*Given instruction:* Give back each entry unchanged, minus pictures.

*Exercise data:*
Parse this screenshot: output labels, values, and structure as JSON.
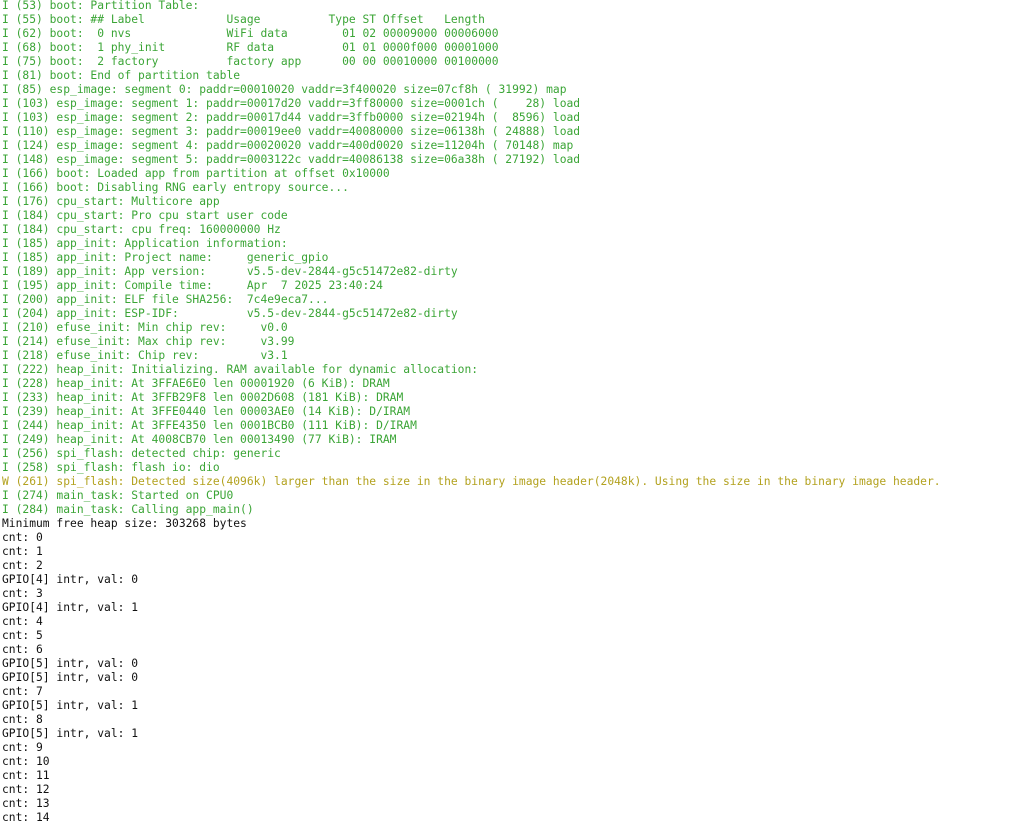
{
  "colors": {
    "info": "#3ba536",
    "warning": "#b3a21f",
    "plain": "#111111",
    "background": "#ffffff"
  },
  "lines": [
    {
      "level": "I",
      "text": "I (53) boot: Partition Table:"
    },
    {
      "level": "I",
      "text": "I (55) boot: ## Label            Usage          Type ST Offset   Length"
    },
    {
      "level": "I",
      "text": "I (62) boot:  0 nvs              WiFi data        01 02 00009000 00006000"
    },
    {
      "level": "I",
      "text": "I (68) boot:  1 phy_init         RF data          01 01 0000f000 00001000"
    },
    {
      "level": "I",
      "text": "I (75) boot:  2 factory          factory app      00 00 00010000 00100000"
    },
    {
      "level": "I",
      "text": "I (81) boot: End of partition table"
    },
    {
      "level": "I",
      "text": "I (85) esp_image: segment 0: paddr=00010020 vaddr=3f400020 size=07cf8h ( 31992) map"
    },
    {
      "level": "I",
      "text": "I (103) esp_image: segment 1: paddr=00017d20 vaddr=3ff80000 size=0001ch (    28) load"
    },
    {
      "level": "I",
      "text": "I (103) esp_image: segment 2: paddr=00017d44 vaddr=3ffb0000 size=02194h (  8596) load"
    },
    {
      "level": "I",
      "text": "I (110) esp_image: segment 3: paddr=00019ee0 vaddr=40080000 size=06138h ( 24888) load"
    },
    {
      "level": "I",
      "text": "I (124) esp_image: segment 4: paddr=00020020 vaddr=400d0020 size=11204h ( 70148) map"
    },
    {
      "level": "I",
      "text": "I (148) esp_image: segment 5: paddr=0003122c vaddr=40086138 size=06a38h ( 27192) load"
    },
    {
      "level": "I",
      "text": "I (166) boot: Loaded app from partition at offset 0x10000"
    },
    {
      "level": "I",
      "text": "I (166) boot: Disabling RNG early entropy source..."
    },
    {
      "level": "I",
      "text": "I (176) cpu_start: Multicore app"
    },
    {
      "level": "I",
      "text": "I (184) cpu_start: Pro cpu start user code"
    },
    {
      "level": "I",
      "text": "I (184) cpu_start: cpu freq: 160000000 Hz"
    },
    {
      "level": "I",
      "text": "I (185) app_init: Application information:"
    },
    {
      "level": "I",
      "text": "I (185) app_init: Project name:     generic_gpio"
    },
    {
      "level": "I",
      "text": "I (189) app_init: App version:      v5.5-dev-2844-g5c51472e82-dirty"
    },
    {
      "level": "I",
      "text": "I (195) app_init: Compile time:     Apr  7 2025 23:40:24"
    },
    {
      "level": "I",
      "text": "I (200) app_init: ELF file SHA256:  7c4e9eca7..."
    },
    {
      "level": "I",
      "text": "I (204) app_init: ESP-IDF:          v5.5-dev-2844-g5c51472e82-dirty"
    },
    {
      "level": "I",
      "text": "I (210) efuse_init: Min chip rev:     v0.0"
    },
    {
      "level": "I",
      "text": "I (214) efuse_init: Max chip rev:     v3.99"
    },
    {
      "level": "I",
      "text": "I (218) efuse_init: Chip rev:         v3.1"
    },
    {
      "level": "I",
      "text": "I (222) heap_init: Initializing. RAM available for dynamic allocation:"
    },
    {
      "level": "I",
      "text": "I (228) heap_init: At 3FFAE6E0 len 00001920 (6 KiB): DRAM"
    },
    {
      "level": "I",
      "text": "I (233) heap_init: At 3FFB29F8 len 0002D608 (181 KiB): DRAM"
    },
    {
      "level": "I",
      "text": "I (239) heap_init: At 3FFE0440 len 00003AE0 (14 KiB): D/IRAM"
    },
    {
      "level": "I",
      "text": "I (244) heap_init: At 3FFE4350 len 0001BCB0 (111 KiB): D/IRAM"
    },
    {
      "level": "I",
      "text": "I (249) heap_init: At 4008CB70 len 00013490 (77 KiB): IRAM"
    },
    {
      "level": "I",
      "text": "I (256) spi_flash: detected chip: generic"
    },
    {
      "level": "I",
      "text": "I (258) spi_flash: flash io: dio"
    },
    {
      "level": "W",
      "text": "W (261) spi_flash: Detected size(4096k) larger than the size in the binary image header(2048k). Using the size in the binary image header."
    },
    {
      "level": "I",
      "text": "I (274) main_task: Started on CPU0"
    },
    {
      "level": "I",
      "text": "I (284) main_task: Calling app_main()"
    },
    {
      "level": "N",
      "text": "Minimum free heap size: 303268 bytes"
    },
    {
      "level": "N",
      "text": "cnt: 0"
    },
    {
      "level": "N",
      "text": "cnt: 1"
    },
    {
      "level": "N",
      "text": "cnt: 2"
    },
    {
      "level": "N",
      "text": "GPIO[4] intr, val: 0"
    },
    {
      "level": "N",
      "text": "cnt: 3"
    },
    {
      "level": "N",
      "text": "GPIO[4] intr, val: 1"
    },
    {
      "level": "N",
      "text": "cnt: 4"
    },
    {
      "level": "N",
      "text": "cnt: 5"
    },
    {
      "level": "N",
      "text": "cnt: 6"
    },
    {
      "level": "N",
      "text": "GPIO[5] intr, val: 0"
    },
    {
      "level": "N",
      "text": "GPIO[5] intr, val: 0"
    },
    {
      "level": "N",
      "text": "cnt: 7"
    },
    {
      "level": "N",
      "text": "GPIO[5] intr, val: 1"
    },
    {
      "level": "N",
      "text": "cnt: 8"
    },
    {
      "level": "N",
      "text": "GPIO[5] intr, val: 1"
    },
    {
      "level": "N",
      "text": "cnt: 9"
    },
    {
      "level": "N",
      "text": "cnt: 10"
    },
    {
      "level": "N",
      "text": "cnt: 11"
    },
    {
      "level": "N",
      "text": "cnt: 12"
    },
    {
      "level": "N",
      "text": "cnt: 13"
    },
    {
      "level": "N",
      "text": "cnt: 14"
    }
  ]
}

*The output:*
Parse this screenshot: output labels, values, and structure as JSON.
{
  "colors": {
    "info": "#3ba536",
    "warning": "#b3a21f",
    "plain": "#111111",
    "background": "#ffffff"
  },
  "lines": [
    {
      "level": "I",
      "text": "I (53) boot: Partition Table:"
    },
    {
      "level": "I",
      "text": "I (55) boot: ## Label            Usage          Type ST Offset   Length"
    },
    {
      "level": "I",
      "text": "I (62) boot:  0 nvs              WiFi data        01 02 00009000 00006000"
    },
    {
      "level": "I",
      "text": "I (68) boot:  1 phy_init         RF data          01 01 0000f000 00001000"
    },
    {
      "level": "I",
      "text": "I (75) boot:  2 factory          factory app      00 00 00010000 00100000"
    },
    {
      "level": "I",
      "text": "I (81) boot: End of partition table"
    },
    {
      "level": "I",
      "text": "I (85) esp_image: segment 0: paddr=00010020 vaddr=3f400020 size=07cf8h ( 31992) map"
    },
    {
      "level": "I",
      "text": "I (103) esp_image: segment 1: paddr=00017d20 vaddr=3ff80000 size=0001ch (    28) load"
    },
    {
      "level": "I",
      "text": "I (103) esp_image: segment 2: paddr=00017d44 vaddr=3ffb0000 size=02194h (  8596) load"
    },
    {
      "level": "I",
      "text": "I (110) esp_image: segment 3: paddr=00019ee0 vaddr=40080000 size=06138h ( 24888) load"
    },
    {
      "level": "I",
      "text": "I (124) esp_image: segment 4: paddr=00020020 vaddr=400d0020 size=11204h ( 70148) map"
    },
    {
      "level": "I",
      "text": "I (148) esp_image: segment 5: paddr=0003122c vaddr=40086138 size=06a38h ( 27192) load"
    },
    {
      "level": "I",
      "text": "I (166) boot: Loaded app from partition at offset 0x10000"
    },
    {
      "level": "I",
      "text": "I (166) boot: Disabling RNG early entropy source..."
    },
    {
      "level": "I",
      "text": "I (176) cpu_start: Multicore app"
    },
    {
      "level": "I",
      "text": "I (184) cpu_start: Pro cpu start user code"
    },
    {
      "level": "I",
      "text": "I (184) cpu_start: cpu freq: 160000000 Hz"
    },
    {
      "level": "I",
      "text": "I (185) app_init: Application information:"
    },
    {
      "level": "I",
      "text": "I (185) app_init: Project name:     generic_gpio"
    },
    {
      "level": "I",
      "text": "I (189) app_init: App version:      v5.5-dev-2844-g5c51472e82-dirty"
    },
    {
      "level": "I",
      "text": "I (195) app_init: Compile time:     Apr  7 2025 23:40:24"
    },
    {
      "level": "I",
      "text": "I (200) app_init: ELF file SHA256:  7c4e9eca7..."
    },
    {
      "level": "I",
      "text": "I (204) app_init: ESP-IDF:          v5.5-dev-2844-g5c51472e82-dirty"
    },
    {
      "level": "I",
      "text": "I (210) efuse_init: Min chip rev:     v0.0"
    },
    {
      "level": "I",
      "text": "I (214) efuse_init: Max chip rev:     v3.99"
    },
    {
      "level": "I",
      "text": "I (218) efuse_init: Chip rev:         v3.1"
    },
    {
      "level": "I",
      "text": "I (222) heap_init: Initializing. RAM available for dynamic allocation:"
    },
    {
      "level": "I",
      "text": "I (228) heap_init: At 3FFAE6E0 len 00001920 (6 KiB): DRAM"
    },
    {
      "level": "I",
      "text": "I (233) heap_init: At 3FFB29F8 len 0002D608 (181 KiB): DRAM"
    },
    {
      "level": "I",
      "text": "I (239) heap_init: At 3FFE0440 len 00003AE0 (14 KiB): D/IRAM"
    },
    {
      "level": "I",
      "text": "I (244) heap_init: At 3FFE4350 len 0001BCB0 (111 KiB): D/IRAM"
    },
    {
      "level": "I",
      "text": "I (249) heap_init: At 4008CB70 len 00013490 (77 KiB): IRAM"
    },
    {
      "level": "I",
      "text": "I (256) spi_flash: detected chip: generic"
    },
    {
      "level": "I",
      "text": "I (258) spi_flash: flash io: dio"
    },
    {
      "level": "W",
      "text": "W (261) spi_flash: Detected size(4096k) larger than the size in the binary image header(2048k). Using the size in the binary image header."
    },
    {
      "level": "I",
      "text": "I (274) main_task: Started on CPU0"
    },
    {
      "level": "I",
      "text": "I (284) main_task: Calling app_main()"
    },
    {
      "level": "N",
      "text": "Minimum free heap size: 303268 bytes"
    },
    {
      "level": "N",
      "text": "cnt: 0"
    },
    {
      "level": "N",
      "text": "cnt: 1"
    },
    {
      "level": "N",
      "text": "cnt: 2"
    },
    {
      "level": "N",
      "text": "GPIO[4] intr, val: 0"
    },
    {
      "level": "N",
      "text": "cnt: 3"
    },
    {
      "level": "N",
      "text": "GPIO[4] intr, val: 1"
    },
    {
      "level": "N",
      "text": "cnt: 4"
    },
    {
      "level": "N",
      "text": "cnt: 5"
    },
    {
      "level": "N",
      "text": "cnt: 6"
    },
    {
      "level": "N",
      "text": "GPIO[5] intr, val: 0"
    },
    {
      "level": "N",
      "text": "GPIO[5] intr, val: 0"
    },
    {
      "level": "N",
      "text": "cnt: 7"
    },
    {
      "level": "N",
      "text": "GPIO[5] intr, val: 1"
    },
    {
      "level": "N",
      "text": "cnt: 8"
    },
    {
      "level": "N",
      "text": "GPIO[5] intr, val: 1"
    },
    {
      "level": "N",
      "text": "cnt: 9"
    },
    {
      "level": "N",
      "text": "cnt: 10"
    },
    {
      "level": "N",
      "text": "cnt: 11"
    },
    {
      "level": "N",
      "text": "cnt: 12"
    },
    {
      "level": "N",
      "text": "cnt: 13"
    },
    {
      "level": "N",
      "text": "cnt: 14"
    }
  ]
}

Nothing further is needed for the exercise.